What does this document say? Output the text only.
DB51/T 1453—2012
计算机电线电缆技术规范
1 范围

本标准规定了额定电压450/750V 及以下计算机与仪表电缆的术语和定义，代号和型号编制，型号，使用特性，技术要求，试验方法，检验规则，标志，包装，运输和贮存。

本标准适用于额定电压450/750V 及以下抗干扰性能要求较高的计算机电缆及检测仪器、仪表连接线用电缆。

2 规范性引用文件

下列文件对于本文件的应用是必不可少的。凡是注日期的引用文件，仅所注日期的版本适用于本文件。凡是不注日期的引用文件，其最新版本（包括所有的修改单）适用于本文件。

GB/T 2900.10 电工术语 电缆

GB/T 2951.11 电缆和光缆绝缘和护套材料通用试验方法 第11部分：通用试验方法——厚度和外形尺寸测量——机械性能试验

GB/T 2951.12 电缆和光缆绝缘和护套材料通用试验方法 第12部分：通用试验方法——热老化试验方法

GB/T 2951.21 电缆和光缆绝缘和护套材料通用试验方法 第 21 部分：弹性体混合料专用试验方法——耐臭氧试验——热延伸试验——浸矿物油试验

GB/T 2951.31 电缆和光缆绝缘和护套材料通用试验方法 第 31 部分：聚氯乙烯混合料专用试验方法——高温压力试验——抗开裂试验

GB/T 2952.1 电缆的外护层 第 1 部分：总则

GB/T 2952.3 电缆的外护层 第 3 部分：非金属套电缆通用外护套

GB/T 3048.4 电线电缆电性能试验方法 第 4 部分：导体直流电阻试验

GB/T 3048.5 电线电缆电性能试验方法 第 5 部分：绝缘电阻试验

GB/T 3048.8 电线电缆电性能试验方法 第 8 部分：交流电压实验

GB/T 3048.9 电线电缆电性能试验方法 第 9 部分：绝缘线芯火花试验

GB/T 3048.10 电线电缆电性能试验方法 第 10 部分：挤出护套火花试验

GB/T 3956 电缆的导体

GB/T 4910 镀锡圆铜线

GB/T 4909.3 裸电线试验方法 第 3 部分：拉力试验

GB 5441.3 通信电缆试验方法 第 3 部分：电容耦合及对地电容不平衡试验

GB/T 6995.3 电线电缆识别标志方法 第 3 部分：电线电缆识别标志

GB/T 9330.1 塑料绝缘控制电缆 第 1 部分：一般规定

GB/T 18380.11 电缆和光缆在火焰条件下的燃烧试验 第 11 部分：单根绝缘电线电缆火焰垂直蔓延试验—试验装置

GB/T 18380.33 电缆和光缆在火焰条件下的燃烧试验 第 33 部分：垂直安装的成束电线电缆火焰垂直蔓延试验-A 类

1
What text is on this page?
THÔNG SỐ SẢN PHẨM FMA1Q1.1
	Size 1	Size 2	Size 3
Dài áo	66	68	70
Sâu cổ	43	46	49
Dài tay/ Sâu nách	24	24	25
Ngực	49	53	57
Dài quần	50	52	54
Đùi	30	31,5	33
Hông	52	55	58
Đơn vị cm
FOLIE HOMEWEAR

...

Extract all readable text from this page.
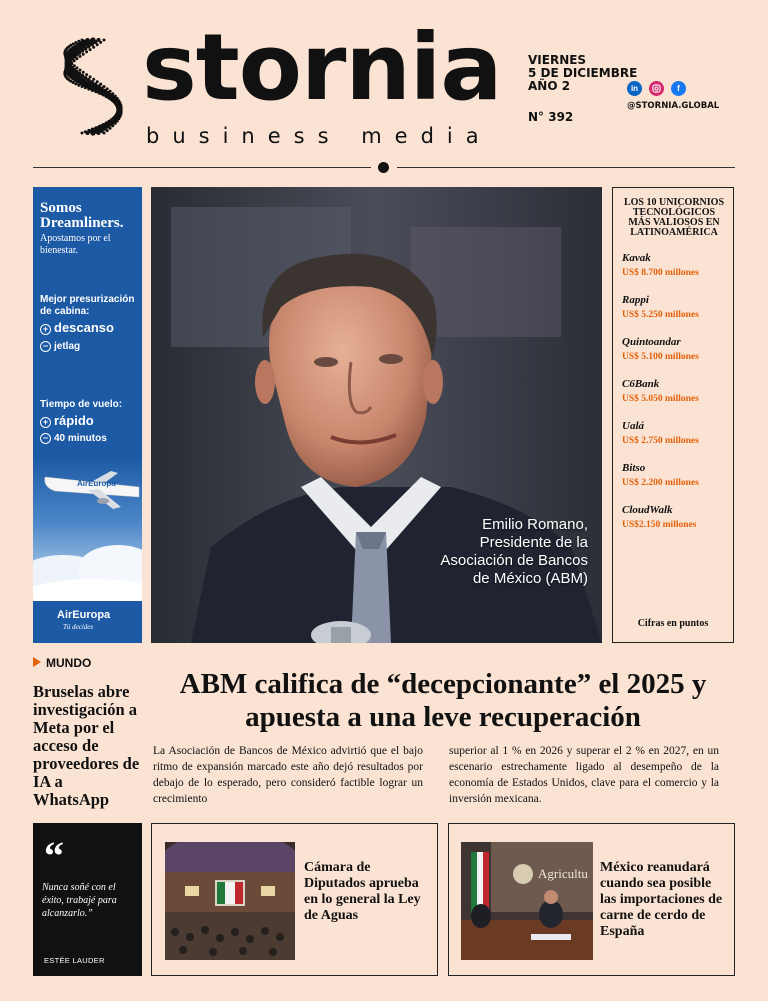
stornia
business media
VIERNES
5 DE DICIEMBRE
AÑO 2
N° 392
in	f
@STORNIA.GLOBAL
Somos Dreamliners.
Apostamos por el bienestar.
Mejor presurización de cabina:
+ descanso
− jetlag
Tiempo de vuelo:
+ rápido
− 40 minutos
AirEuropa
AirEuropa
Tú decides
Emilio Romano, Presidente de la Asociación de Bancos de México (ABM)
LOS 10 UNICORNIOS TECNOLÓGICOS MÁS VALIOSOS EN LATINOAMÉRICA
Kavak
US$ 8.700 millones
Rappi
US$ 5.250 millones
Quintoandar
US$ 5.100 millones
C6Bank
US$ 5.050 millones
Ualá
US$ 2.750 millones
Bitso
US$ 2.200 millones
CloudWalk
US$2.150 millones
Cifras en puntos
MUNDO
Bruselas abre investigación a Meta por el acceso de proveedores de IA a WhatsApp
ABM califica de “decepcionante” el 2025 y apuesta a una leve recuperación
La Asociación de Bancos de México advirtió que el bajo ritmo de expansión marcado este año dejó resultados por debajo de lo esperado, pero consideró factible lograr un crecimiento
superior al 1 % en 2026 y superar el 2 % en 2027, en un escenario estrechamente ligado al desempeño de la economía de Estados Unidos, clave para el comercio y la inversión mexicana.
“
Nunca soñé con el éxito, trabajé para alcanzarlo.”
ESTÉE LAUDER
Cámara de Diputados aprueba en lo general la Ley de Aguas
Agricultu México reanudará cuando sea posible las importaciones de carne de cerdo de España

---

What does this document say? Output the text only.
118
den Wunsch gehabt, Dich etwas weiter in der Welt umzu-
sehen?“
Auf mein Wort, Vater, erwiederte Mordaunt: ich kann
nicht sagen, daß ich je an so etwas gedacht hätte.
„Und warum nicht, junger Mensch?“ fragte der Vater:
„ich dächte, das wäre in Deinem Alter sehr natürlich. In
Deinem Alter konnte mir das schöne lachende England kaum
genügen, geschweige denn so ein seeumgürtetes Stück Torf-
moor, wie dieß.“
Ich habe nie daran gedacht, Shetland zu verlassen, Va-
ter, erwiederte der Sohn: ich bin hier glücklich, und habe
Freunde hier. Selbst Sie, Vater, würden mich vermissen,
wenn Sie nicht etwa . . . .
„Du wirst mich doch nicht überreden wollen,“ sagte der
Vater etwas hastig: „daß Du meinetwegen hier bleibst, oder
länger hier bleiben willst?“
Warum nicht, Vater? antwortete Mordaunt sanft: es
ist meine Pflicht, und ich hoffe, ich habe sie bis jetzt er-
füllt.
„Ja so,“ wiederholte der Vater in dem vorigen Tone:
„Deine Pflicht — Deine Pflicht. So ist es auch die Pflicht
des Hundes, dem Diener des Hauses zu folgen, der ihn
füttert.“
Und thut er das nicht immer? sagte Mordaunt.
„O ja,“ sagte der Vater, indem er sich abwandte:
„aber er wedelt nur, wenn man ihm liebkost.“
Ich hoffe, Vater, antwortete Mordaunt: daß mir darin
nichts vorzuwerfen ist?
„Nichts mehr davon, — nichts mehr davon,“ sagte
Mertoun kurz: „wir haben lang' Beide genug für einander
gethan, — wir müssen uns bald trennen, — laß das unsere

◆ WRITTEN TASK ◆
Report how many lines hold the string "Vater", giving the number and nothing else.

◆ WRITTEN REPLY ◆
8